What the task requires – An exact copy of every record is needed.

-- begin Data records --

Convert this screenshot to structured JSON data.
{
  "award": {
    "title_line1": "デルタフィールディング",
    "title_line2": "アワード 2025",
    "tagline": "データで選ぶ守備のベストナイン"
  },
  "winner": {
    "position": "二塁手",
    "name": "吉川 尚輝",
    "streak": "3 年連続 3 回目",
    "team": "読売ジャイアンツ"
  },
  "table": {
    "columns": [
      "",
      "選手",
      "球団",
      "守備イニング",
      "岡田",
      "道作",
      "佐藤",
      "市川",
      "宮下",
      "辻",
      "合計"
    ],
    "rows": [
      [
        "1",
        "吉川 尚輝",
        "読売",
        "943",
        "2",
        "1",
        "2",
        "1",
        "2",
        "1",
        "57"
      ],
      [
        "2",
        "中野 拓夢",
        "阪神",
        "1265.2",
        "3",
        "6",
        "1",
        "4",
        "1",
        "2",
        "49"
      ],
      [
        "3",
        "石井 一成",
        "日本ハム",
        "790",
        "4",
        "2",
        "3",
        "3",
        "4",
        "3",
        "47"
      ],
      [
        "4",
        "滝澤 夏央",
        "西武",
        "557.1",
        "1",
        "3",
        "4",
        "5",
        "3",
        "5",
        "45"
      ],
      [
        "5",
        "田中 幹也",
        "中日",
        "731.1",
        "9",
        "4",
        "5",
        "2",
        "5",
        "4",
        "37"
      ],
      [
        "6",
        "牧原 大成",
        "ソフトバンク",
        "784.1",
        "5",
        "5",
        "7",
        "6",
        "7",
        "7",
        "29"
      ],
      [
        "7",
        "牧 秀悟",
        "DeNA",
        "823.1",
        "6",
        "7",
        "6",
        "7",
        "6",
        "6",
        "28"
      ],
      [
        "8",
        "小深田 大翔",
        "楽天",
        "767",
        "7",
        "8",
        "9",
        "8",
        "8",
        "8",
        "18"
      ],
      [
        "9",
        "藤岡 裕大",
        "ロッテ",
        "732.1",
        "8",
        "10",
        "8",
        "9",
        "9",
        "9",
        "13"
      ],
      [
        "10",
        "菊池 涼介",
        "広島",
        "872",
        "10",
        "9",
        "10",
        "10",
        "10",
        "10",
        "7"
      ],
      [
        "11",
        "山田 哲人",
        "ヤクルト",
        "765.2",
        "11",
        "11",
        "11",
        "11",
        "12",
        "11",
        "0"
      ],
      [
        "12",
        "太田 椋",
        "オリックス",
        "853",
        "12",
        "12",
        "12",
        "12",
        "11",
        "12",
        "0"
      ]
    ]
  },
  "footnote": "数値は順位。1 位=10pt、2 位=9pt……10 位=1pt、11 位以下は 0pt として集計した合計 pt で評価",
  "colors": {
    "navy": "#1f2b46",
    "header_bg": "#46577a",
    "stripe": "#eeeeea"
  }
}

-- end Data records --

Reply to the exercise –
Convert this screenshot to structured JSON data.
{
  "award": {
    "title_line1": "デルタフィールディング",
    "title_line2": "アワード 2025",
    "tagline": "データで選ぶ守備のベストナイン"
  },
  "winner": {
    "position": "二塁手",
    "name": "吉川 尚輝",
    "streak": "3 年連続 3 回目",
    "team": "読売ジャイアンツ"
  },
  "table": {
    "columns": [
      "",
      "選手",
      "球団",
      "守備イニング",
      "岡田",
      "道作",
      "佐藤",
      "市川",
      "宮下",
      "辻",
      "合計"
    ],
    "rows": [
      [
        "1",
        "吉川 尚輝",
        "読売",
        "943",
        "2",
        "1",
        "2",
        "1",
        "2",
        "1",
        "57"
      ],
      [
        "2",
        "中野 拓夢",
        "阪神",
        "1265.2",
        "3",
        "6",
        "1",
        "4",
        "1",
        "2",
        "49"
      ],
      [
        "3",
        "石井 一成",
        "日本ハム",
        "790",
        "4",
        "2",
        "3",
        "3",
        "4",
        "3",
        "47"
      ],
      [
        "4",
        "滝澤 夏央",
        "西武",
        "557.1",
        "1",
        "3",
        "4",
        "5",
        "3",
        "5",
        "45"
      ],
      [
        "5",
        "田中 幹也",
        "中日",
        "731.1",
        "9",
        "4",
        "5",
        "2",
        "5",
        "4",
        "37"
      ],
      [
        "6",
        "牧原 大成",
        "ソフトバンク",
        "784.1",
        "5",
        "5",
        "7",
        "6",
        "7",
        "7",
        "29"
      ],
      [
        "7",
        "牧 秀悟",
        "DeNA",
        "823.1",
        "6",
        "7",
        "6",
        "7",
        "6",
        "6",
        "28"
      ],
      [
        "8",
        "小深田 大翔",
        "楽天",
        "767",
        "7",
        "8",
        "9",
        "8",
        "8",
        "8",
        "18"
      ],
      [
        "9",
        "藤岡 裕大",
        "ロッテ",
        "732.1",
        "8",
        "10",
        "8",
        "9",
        "9",
        "9",
        "13"
      ],
      [
        "10",
        "菊池 涼介",
        "広島",
        "872",
        "10",
        "9",
        "10",
        "10",
        "10",
        "10",
        "7"
      ],
      [
        "11",
        "山田 哲人",
        "ヤクルト",
        "765.2",
        "11",
        "11",
        "11",
        "11",
        "12",
        "11",
        "0"
      ],
      [
        "12",
        "太田 椋",
        "オリックス",
        "853",
        "12",
        "12",
        "12",
        "12",
        "11",
        "12",
        "0"
      ]
    ]
  },
  "footnote": "数値は順位。1 位=10pt、2 位=9pt……10 位=1pt、11 位以下は 0pt として集計した合計 pt で評価",
  "colors": {
    "navy": "#1f2b46",
    "header_bg": "#46577a",
    "stripe": "#eeeeea"
  }
}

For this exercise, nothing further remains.